Stored data entries:
* * * * * * * * *

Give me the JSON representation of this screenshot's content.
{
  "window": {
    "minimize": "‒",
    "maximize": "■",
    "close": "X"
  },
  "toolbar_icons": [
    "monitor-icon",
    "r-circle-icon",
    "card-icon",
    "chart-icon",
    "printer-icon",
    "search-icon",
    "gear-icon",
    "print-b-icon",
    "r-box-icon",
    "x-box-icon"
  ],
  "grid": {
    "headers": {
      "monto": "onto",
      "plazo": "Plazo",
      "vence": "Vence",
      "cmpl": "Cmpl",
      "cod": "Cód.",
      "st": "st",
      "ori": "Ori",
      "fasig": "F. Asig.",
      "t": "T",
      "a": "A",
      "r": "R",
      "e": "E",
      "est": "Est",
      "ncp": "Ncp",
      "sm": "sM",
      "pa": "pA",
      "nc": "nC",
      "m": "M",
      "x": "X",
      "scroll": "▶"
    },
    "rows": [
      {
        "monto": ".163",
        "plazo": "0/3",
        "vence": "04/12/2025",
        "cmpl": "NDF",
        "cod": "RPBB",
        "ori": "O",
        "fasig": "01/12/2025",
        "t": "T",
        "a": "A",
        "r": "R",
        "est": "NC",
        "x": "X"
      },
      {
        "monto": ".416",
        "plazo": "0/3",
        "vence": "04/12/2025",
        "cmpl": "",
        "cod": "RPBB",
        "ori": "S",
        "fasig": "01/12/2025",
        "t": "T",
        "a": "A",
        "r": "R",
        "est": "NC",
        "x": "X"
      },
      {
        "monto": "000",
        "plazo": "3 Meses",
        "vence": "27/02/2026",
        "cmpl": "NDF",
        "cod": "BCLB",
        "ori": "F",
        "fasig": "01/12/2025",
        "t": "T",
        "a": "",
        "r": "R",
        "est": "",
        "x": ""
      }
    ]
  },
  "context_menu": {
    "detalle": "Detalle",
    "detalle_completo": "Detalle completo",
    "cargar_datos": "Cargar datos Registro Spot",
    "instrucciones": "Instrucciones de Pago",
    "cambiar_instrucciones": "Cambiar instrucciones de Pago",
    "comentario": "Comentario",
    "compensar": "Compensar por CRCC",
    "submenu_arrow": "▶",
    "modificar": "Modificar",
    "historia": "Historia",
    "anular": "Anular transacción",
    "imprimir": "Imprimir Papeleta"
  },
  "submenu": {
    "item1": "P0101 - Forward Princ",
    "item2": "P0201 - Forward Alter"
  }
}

* * * * * * * * *

### Job
Pick every line with "plazo" in it and copy it.

### Output for this exercise
      "plazo": "Plazo",
        "plazo": "0/3",
        "plazo": "0/3",
        "plazo": "3 Meses",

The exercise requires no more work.